* **Given passage**
The decoupling of enjambment from the verse line in “Metropole” makes for a special indeterminacy, as I experience it. I must decide where the break should fall — a test of pleasure and scruple — so that enjambment can be preserved, but also to keep audible the unique forms of terminal stress that are only ever heard in the first and last words in a verse line … One of the most complex tests of metrical discipline — the one that most often forces enjambment into sentences, promoting them from metrical units in prose to verses — is the occurrence of syllables that I would naturally stress if I were speaking, but that the streaming iambism dictates must not be stressed.[6]

I find this idea particularly interesting because it not only details the attention required to maintain the poem’s prosody (an attention that will likely keep the reader focused on the text’s materiality), but also identifies a site in which readerly choice is essential. When spoken stresses are different from stresses intended by the iambism, the task becomes whether and when to privilege meter over semantic coherence. Sutherland goes on to relate his experience of reconciling such an instance by breaking the sentence into two sets of iambic trimeter, resolving a metrical ambiguity but creating the potential for increased semantic ambiguity. If one chooses to order the scene according to meter, then meaning is distorted (acknowledging, perhaps, the pervertive capacity of colonial violence and capitalist commodification). Vice versa and the rhythm falters, the song ceases.

* **Data section**
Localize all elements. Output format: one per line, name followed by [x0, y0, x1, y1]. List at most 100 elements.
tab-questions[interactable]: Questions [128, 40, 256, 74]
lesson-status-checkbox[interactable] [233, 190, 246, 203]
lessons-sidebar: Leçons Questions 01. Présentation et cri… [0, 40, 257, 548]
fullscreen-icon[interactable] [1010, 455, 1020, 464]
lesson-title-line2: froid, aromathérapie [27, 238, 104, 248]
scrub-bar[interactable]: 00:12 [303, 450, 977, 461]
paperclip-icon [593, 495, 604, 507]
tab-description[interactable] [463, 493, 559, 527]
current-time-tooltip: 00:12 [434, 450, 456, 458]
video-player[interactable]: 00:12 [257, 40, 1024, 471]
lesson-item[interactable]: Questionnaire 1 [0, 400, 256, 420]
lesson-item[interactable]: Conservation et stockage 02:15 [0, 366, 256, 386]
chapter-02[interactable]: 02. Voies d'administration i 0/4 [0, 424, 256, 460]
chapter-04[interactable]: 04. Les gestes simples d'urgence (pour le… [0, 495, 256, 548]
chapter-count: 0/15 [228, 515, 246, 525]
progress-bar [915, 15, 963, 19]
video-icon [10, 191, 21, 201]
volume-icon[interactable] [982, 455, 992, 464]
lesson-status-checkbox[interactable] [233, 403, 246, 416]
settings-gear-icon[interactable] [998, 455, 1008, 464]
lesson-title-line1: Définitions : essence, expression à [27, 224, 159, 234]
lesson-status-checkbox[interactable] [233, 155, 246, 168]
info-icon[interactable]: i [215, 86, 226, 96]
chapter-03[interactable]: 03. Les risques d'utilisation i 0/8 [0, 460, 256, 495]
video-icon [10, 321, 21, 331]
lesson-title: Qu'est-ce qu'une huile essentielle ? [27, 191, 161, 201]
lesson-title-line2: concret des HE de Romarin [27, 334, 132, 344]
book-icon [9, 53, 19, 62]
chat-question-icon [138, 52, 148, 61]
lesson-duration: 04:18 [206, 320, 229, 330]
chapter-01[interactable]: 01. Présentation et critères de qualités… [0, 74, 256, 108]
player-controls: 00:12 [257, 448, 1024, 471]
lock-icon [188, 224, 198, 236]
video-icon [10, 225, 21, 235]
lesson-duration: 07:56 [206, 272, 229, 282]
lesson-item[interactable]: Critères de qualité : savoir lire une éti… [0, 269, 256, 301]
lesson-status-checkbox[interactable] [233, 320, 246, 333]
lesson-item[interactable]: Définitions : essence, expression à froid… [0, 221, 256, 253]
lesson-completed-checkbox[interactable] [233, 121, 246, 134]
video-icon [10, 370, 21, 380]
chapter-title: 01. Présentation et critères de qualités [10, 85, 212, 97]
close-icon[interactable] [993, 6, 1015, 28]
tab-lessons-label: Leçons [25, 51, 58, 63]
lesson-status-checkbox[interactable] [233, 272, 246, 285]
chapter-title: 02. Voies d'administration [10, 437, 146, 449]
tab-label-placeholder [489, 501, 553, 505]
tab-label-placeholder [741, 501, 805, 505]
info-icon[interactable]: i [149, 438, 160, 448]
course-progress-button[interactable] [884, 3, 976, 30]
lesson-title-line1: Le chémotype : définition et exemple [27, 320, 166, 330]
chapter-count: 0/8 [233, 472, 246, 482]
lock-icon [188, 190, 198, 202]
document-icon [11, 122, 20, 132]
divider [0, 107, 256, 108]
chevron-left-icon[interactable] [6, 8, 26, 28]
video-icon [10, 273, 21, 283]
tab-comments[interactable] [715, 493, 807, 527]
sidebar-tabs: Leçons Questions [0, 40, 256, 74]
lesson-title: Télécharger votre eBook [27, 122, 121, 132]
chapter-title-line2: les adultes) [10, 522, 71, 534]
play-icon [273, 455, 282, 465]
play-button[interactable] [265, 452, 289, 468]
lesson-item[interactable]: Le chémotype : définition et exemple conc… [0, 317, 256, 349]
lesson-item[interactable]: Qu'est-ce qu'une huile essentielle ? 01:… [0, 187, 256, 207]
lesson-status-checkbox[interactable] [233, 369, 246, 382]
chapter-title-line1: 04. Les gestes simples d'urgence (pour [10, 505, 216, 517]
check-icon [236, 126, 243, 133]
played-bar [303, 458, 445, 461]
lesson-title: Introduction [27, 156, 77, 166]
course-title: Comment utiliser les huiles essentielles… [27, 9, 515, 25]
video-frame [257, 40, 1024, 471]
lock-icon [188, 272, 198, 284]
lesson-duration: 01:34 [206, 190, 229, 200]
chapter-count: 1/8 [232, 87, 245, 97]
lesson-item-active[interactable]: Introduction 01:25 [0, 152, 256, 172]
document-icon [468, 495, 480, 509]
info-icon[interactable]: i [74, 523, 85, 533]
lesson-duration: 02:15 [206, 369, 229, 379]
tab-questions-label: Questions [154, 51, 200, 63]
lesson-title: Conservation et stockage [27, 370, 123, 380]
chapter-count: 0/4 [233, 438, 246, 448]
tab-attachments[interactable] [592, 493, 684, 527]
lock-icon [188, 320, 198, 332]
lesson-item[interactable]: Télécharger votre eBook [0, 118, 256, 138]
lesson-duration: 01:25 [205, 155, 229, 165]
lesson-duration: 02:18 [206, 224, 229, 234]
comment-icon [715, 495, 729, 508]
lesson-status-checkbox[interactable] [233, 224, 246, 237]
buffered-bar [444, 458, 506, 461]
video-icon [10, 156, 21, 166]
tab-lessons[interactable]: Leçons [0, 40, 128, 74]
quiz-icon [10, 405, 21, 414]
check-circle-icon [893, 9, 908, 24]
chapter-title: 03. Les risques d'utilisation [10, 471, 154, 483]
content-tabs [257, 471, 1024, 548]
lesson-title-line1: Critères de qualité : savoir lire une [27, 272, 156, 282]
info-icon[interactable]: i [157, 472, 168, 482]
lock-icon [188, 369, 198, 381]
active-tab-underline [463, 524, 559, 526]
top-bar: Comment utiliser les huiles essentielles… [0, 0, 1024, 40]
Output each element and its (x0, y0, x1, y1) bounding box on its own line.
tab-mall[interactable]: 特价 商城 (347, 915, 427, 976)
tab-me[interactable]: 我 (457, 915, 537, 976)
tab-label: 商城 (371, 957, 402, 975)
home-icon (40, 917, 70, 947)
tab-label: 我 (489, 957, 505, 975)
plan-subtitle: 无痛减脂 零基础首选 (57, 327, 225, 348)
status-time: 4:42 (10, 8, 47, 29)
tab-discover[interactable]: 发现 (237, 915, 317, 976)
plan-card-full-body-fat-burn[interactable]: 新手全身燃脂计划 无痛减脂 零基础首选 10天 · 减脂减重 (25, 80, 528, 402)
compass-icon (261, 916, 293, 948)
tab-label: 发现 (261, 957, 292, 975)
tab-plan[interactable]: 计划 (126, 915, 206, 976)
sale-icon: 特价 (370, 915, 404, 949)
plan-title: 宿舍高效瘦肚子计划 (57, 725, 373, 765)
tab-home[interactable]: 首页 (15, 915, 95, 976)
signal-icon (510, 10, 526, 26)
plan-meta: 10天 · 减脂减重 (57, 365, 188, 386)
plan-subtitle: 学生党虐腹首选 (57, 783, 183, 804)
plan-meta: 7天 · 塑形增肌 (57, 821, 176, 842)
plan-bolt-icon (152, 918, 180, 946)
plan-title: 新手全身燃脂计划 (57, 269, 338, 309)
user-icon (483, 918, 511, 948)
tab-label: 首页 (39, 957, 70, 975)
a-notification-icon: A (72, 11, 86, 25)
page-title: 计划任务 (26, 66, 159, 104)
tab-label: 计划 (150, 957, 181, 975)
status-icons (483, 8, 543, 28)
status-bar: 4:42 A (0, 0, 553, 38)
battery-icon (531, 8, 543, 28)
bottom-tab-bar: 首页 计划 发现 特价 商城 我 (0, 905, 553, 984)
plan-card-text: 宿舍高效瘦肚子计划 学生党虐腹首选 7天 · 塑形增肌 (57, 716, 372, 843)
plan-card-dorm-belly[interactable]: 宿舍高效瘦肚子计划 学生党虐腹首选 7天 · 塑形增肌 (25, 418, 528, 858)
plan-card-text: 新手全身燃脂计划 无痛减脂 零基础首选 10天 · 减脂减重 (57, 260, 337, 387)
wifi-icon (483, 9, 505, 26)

* **To-do list**
• A. From the passage on enjambment in “Metropole,” print the part that opens with the words containing "I find this" and closes with "the song ceases.", copying it word for word.
• B. Decide whether each statement agrees with the passage on enjambment in “Metropole,” and back each yes or no with the deciding words quoted from it: (i) Sutherland resolved a metrical ambiguity by breaking a sentence into two sets of iambic trimeter. (ii) Ordering the scene according to meter leaves its meaning undistorted. (iii) Unique forms of terminal stress are heard only in the first and last words in a verse line.

* **The solutions**
• A.
I find this idea particularly interesting because it not only details the attention required to maintain the poem’s prosody (an attention that will likely keep the reader focused on the text’s materiality), but also identifies a site in which readerly choice is essential. When spoken stresses are different from stresses intended by the iambism, the task becomes whether and when to privilege meter over semantic coherence. Sutherland goes on to relate his experience of reconciling such an instance by breaking the sentence into two sets of iambic trimeter, resolving a metrical ambiguity but creating the potential for increased semantic ambiguity. If one chooses to order the scene according to meter, then meaning is distorted (acknowledging, perhaps, the pervertive capacity of colonial violence and capitalist commodification). Vice versa and the rhythm falters, the song ceases.

• B.
(i) Yes: "breaking the sentence into two sets of iambic trimeter, resolving a metrical ambiguity"
(ii) No: "If one chooses to order the scene according to meter, then meaning is distorted"
(iii) Yes: "the unique forms of terminal stress that are only ever heard in the first and last words in a verse line"